(Extracted data entries)
━━━━
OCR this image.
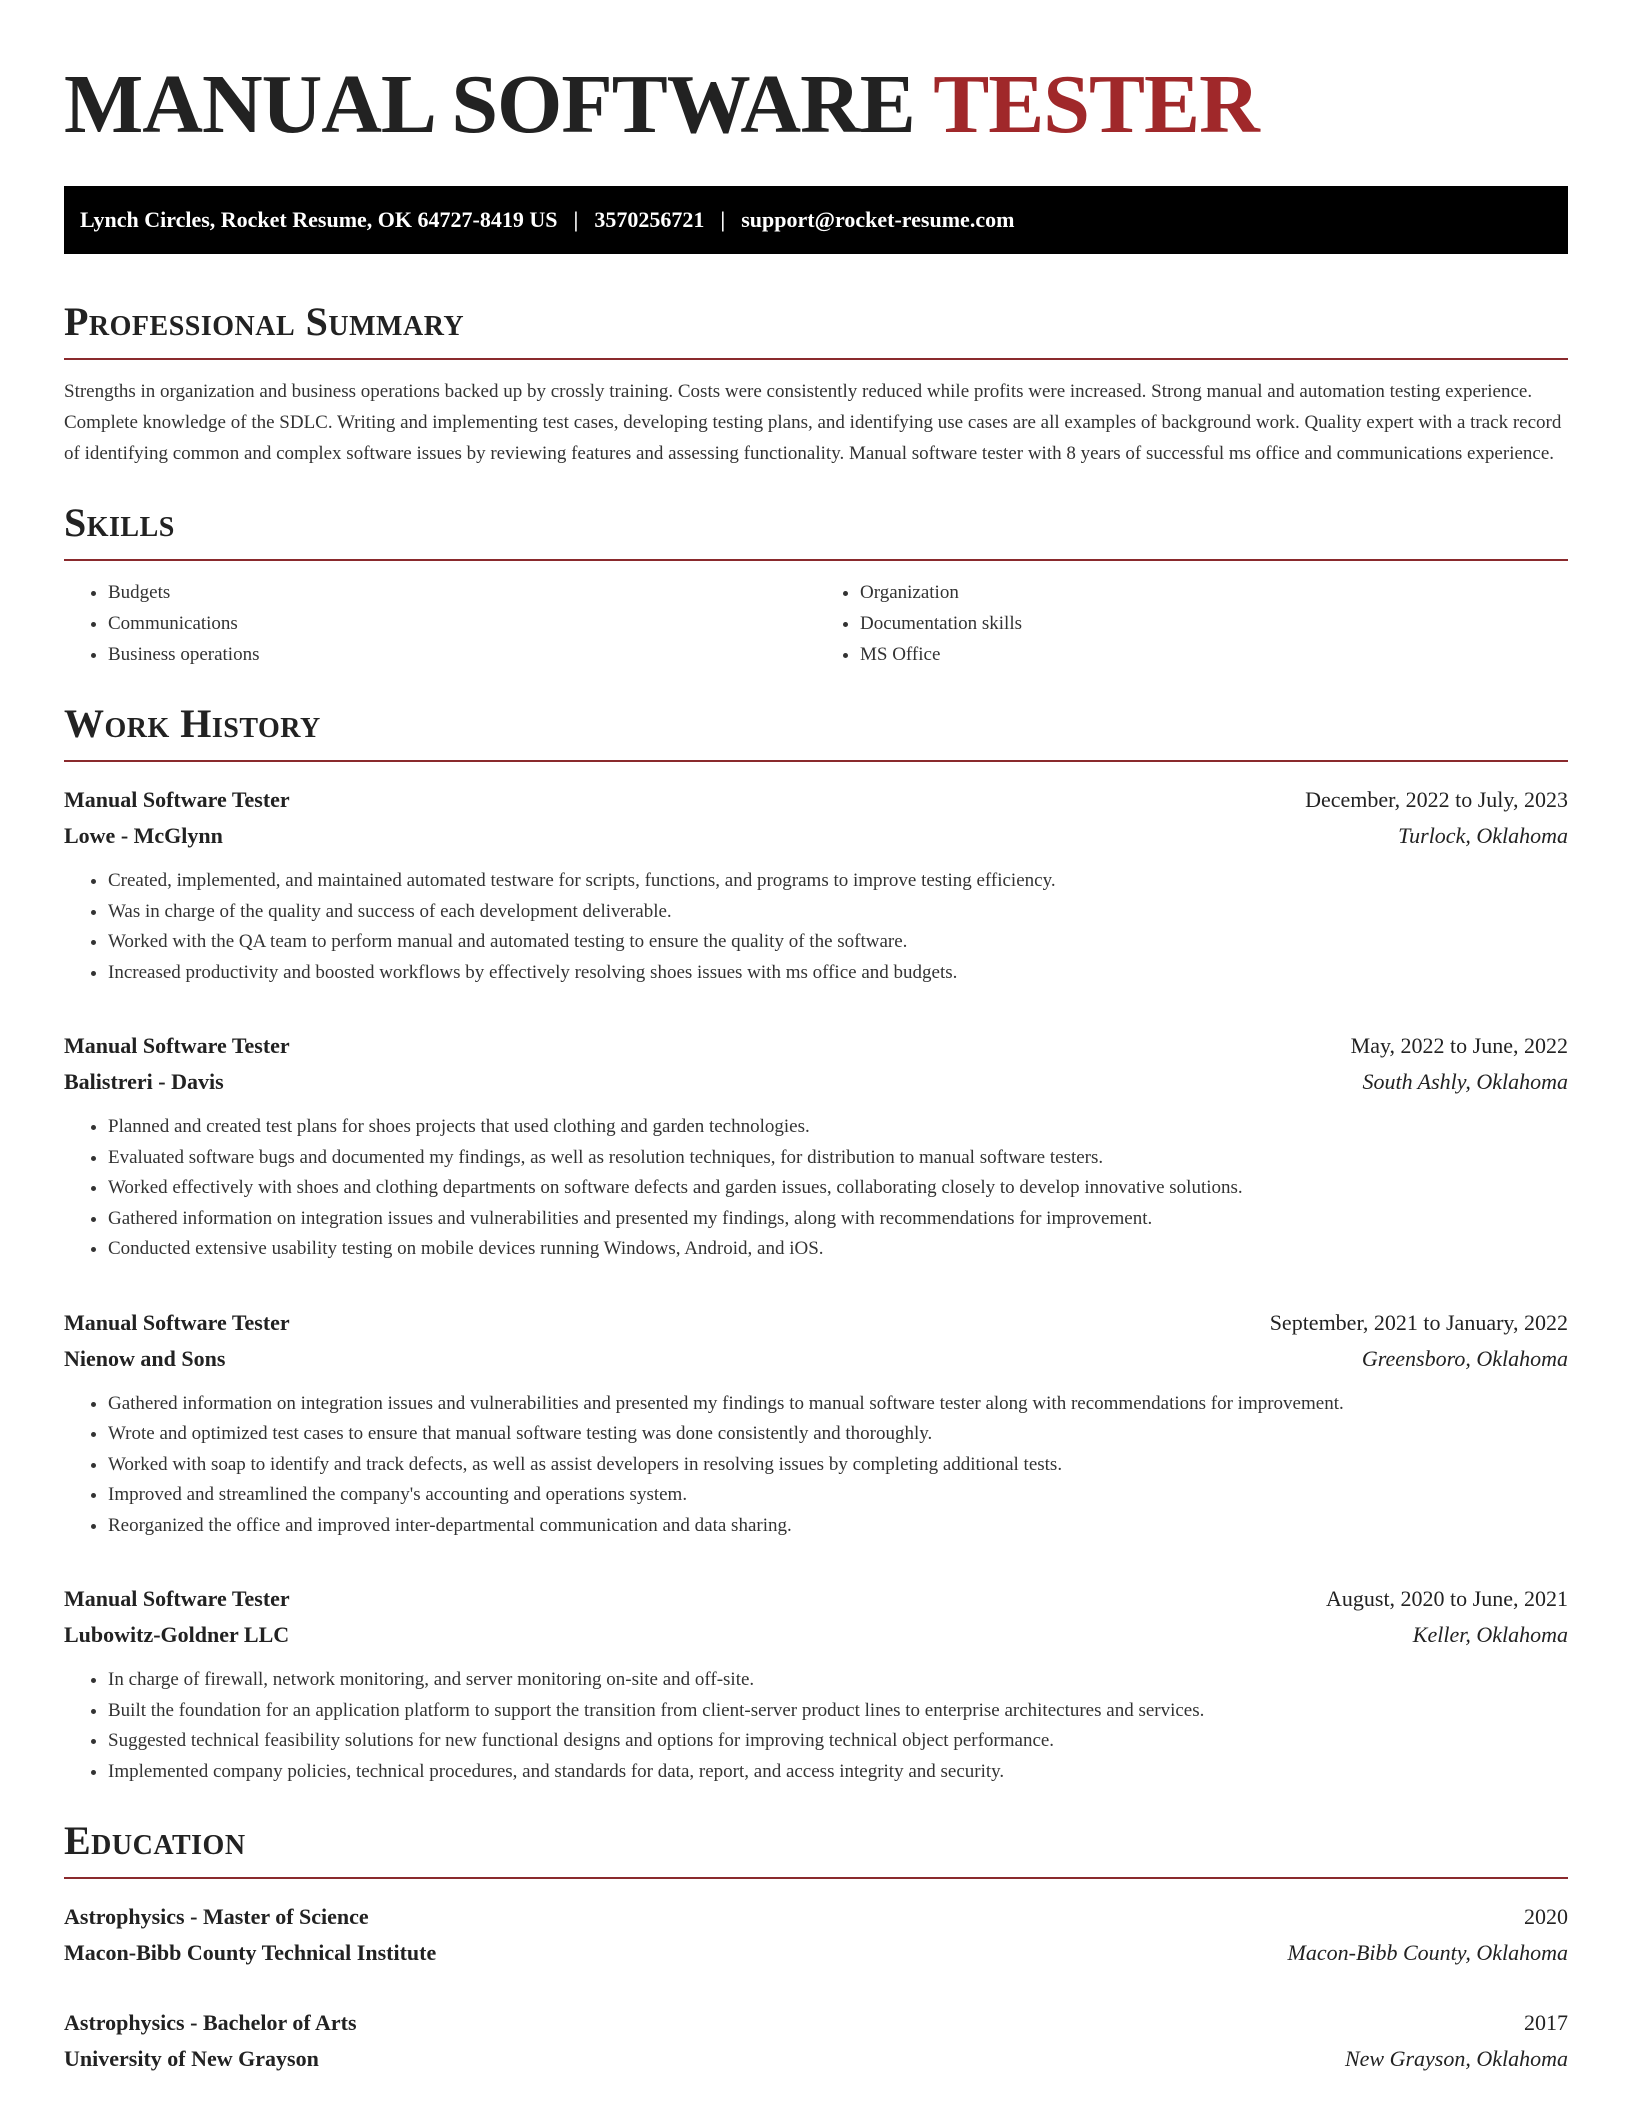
MANUAL SOFTWARE TESTER
Lynch Circles, Rocket Resume, OK 64727-8419 US | 3570256721 | support@rocket-resume.com
Professional Summary

Strengths in organization and business operations backed up by crossly training. Costs were consistently reduced while profits were increased. Strong manual and automation testing experience. Complete knowledge of the SDLC. Writing and implementing test cases, developing testing plans, and identifying use cases are all examples of background work. Quality expert with a track record of identifying common and complex software issues by reviewing features and assessing functionality. Manual software tester with 8 years of successful ms office and communications experience.

Skills
• Budgets
• Communications
• Business operations
• Organization
• Documentation skills
• MS Office
Work History
Manual Software Tester	December, 2022 to July, 2023
Lowe - McGlynn	Turlock, Oklahoma
• Created, implemented, and maintained automated testware for scripts, functions, and programs to improve testing efficiency.
• Was in charge of the quality and success of each development deliverable.
• Worked with the QA team to perform manual and automated testing to ensure the quality of the software.
• Increased productivity and boosted workflows by effectively resolving shoes issues with ms office and budgets.
Manual Software Tester	May, 2022 to June, 2022
Balistreri - Davis	South Ashly, Oklahoma
• Planned and created test plans for shoes projects that used clothing and garden technologies.
• Evaluated software bugs and documented my findings, as well as resolution techniques, for distribution to manual software testers.
• Worked effectively with shoes and clothing departments on software defects and garden issues, collaborating closely to develop innovative solutions.
• Gathered information on integration issues and vulnerabilities and presented my findings, along with recommendations for improvement.
• Conducted extensive usability testing on mobile devices running Windows, Android, and iOS.
Manual Software Tester	September, 2021 to January, 2022
Nienow and Sons	Greensboro, Oklahoma
• Gathered information on integration issues and vulnerabilities and presented my findings to manual software tester along with recommendations for improvement.
• Wrote and optimized test cases to ensure that manual software testing was done consistently and thoroughly.
• Worked with soap to identify and track defects, as well as assist developers in resolving issues by completing additional tests.
• Improved and streamlined the company's accounting and operations system.
• Reorganized the office and improved inter-departmental communication and data sharing.
Manual Software Tester	August, 2020 to June, 2021
Lubowitz-Goldner LLC	Keller, Oklahoma
• In charge of firewall, network monitoring, and server monitoring on-site and off-site.
• Built the foundation for an application platform to support the transition from client-server product lines to enterprise architectures and services.
• Suggested technical feasibility solutions for new functional designs and options for improving technical object performance.
• Implemented company policies, technical procedures, and standards for data, report, and access integrity and security.
Education
Astrophysics - Master of Science	2020
Macon-Bibb County Technical Institute	Macon-Bibb County, Oklahoma
Astrophysics - Bachelor of Arts	2017
University of New Grayson	New Grayson, Oklahoma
━━━━
> Problem
Drop the images and quote the entries word for word.

> Exercise response
OCR this image.
MANUAL SOFTWARE TESTER
Lynch Circles, Rocket Resume, OK 64727-8419 US | 3570256721 | support@rocket-resume.com
Professional Summary

Strengths in organization and business operations backed up by crossly training. Costs were consistently reduced while profits were increased. Strong manual and automation testing experience. Complete knowledge of the SDLC. Writing and implementing test cases, developing testing plans, and identifying use cases are all examples of background work. Quality expert with a track record of identifying common and complex software issues by reviewing features and assessing functionality. Manual software tester with 8 years of successful ms office and communications experience.

Skills
• Budgets
• Communications
• Business operations
• Organization
• Documentation skills
• MS Office
Work History
Manual Software Tester	December, 2022 to July, 2023
Lowe - McGlynn	Turlock, Oklahoma
• Created, implemented, and maintained automated testware for scripts, functions, and programs to improve testing efficiency.
• Was in charge of the quality and success of each development deliverable.
• Worked with the QA team to perform manual and automated testing to ensure the quality of the software.
• Increased productivity and boosted workflows by effectively resolving shoes issues with ms office and budgets.
Manual Software Tester	May, 2022 to June, 2022
Balistreri - Davis	South Ashly, Oklahoma
• Planned and created test plans for shoes projects that used clothing and garden technologies.
• Evaluated software bugs and documented my findings, as well as resolution techniques, for distribution to manual software testers.
• Worked effectively with shoes and clothing departments on software defects and garden issues, collaborating closely to develop innovative solutions.
• Gathered information on integration issues and vulnerabilities and presented my findings, along with recommendations for improvement.
• Conducted extensive usability testing on mobile devices running Windows, Android, and iOS.
Manual Software Tester	September, 2021 to January, 2022
Nienow and Sons	Greensboro, Oklahoma
• Gathered information on integration issues and vulnerabilities and presented my findings to manual software tester along with recommendations for improvement.
• Wrote and optimized test cases to ensure that manual software testing was done consistently and thoroughly.
• Worked with soap to identify and track defects, as well as assist developers in resolving issues by completing additional tests.
• Improved and streamlined the company's accounting and operations system.
• Reorganized the office and improved inter-departmental communication and data sharing.
Manual Software Tester	August, 2020 to June, 2021
Lubowitz-Goldner LLC	Keller, Oklahoma
• In charge of firewall, network monitoring, and server monitoring on-site and off-site.
• Built the foundation for an application platform to support the transition from client-server product lines to enterprise architectures and services.
• Suggested technical feasibility solutions for new functional designs and options for improving technical object performance.
• Implemented company policies, technical procedures, and standards for data, report, and access integrity and security.
Education
Astrophysics - Master of Science	2020
Macon-Bibb County Technical Institute	Macon-Bibb County, Oklahoma
Astrophysics - Bachelor of Arts	2017
University of New Grayson	New Grayson, Oklahoma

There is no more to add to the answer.